Data entries:
= = =
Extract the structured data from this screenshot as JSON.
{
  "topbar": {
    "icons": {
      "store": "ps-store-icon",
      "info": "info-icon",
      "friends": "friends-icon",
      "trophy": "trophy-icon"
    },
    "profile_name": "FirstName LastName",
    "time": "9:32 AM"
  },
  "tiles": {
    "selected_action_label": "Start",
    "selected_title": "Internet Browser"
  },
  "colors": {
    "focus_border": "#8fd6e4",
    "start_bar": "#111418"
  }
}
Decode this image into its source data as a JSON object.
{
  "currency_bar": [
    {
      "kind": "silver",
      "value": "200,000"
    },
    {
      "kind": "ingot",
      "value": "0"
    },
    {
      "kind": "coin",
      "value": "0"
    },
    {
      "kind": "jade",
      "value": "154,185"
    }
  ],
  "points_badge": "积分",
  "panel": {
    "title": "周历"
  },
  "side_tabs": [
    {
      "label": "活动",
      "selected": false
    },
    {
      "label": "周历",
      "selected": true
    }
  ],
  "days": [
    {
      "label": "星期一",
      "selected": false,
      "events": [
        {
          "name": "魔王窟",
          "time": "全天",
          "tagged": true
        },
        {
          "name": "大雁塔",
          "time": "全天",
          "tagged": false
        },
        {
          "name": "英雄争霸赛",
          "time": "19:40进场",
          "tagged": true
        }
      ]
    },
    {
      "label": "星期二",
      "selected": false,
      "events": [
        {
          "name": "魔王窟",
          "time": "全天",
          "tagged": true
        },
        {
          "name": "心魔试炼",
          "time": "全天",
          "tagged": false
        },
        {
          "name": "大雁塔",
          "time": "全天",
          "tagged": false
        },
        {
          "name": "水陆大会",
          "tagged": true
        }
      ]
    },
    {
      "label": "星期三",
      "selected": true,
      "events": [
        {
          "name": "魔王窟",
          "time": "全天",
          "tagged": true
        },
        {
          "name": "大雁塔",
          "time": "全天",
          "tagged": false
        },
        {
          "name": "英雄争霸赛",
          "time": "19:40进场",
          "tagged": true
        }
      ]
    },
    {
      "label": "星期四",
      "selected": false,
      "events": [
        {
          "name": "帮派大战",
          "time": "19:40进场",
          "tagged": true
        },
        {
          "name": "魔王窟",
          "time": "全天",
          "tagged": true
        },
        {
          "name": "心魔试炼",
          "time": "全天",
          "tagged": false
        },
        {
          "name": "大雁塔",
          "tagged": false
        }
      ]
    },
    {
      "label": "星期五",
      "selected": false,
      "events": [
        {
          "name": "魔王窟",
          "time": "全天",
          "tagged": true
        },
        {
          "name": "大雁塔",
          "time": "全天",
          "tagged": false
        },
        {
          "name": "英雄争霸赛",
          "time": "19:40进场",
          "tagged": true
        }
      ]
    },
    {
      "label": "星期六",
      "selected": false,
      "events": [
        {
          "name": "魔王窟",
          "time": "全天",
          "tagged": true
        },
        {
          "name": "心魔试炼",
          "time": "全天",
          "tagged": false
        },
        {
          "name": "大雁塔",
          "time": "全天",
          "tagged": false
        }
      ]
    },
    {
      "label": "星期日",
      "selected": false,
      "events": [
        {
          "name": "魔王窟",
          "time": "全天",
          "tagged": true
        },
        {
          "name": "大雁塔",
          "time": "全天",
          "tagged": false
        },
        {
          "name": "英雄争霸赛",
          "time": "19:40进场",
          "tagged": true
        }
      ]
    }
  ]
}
= = =
THE PROBLEM: Copy every line exactly. Leave nothing out.

TASK OUTPUT:
Extract the structured data from this screenshot as JSON.
{
  "topbar": {
    "icons": {
      "store": "ps-store-icon",
      "info": "info-icon",
      "friends": "friends-icon",
      "trophy": "trophy-icon"
    },
    "profile_name": "FirstName LastName",
    "time": "9:32 AM"
  },
  "tiles": {
    "selected_action_label": "Start",
    "selected_title": "Internet Browser"
  },
  "colors": {
    "focus_border": "#8fd6e4",
    "start_bar": "#111418"
  }
}
Decode this image into its source data as a JSON object.
{
  "currency_bar": [
    {
      "kind": "silver",
      "value": "200,000"
    },
    {
      "kind": "ingot",
      "value": "0"
    },
    {
      "kind": "coin",
      "value": "0"
    },
    {
      "kind": "jade",
      "value": "154,185"
    }
  ],
  "points_badge": "积分",
  "panel": {
    "title": "周历"
  },
  "side_tabs": [
    {
      "label": "活动",
      "selected": false
    },
    {
      "label": "周历",
      "selected": true
    }
  ],
  "days": [
    {
      "label": "星期一",
      "selected": false,
      "events": [
        {
          "name": "魔王窟",
          "time": "全天",
          "tagged": true
        },
        {
          "name": "大雁塔",
          "time": "全天",
          "tagged": false
        },
        {
          "name": "英雄争霸赛",
          "time": "19:40进场",
          "tagged": true
        }
      ]
    },
    {
      "label": "星期二",
      "selected": false,
      "events": [
        {
          "name": "魔王窟",
          "time": "全天",
          "tagged": true
        },
        {
          "name": "心魔试炼",
          "time": "全天",
          "tagged": false
        },
        {
          "name": "大雁塔",
          "time": "全天",
          "tagged": false
        },
        {
          "name": "水陆大会",
          "tagged": true
        }
      ]
    },
    {
      "label": "星期三",
      "selected": true,
      "events": [
        {
          "name": "魔王窟",
          "time": "全天",
          "tagged": true
        },
        {
          "name": "大雁塔",
          "time": "全天",
          "tagged": false
        },
        {
          "name": "英雄争霸赛",
          "time": "19:40进场",
          "tagged": true
        }
      ]
    },
    {
      "label": "星期四",
      "selected": false,
      "events": [
        {
          "name": "帮派大战",
          "time": "19:40进场",
          "tagged": true
        },
        {
          "name": "魔王窟",
          "time": "全天",
          "tagged": true
        },
        {
          "name": "心魔试炼",
          "time": "全天",
          "tagged": false
        },
        {
          "name": "大雁塔",
          "tagged": false
        }
      ]
    },
    {
      "label": "星期五",
      "selected": false,
      "events": [
        {
          "name": "魔王窟",
          "time": "全天",
          "tagged": true
        },
        {
          "name": "大雁塔",
          "time": "全天",
          "tagged": false
        },
        {
          "name": "英雄争霸赛",
          "time": "19:40进场",
          "tagged": true
        }
      ]
    },
    {
      "label": "星期六",
      "selected": false,
      "events": [
        {
          "name": "魔王窟",
          "time": "全天",
          "tagged": true
        },
        {
          "name": "心魔试炼",
          "time": "全天",
          "tagged": false
        },
        {
          "name": "大雁塔",
          "time": "全天",
          "tagged": false
        }
      ]
    },
    {
      "label": "星期日",
      "selected": false,
      "events": [
        {
          "name": "魔王窟",
          "time": "全天",
          "tagged": true
        },
        {
          "name": "大雁塔",
          "time": "全天",
          "tagged": false
        },
        {
          "name": "英雄争霸赛",
          "time": "19:40进场",
          "tagged": true
        }
      ]
    }
  ]
}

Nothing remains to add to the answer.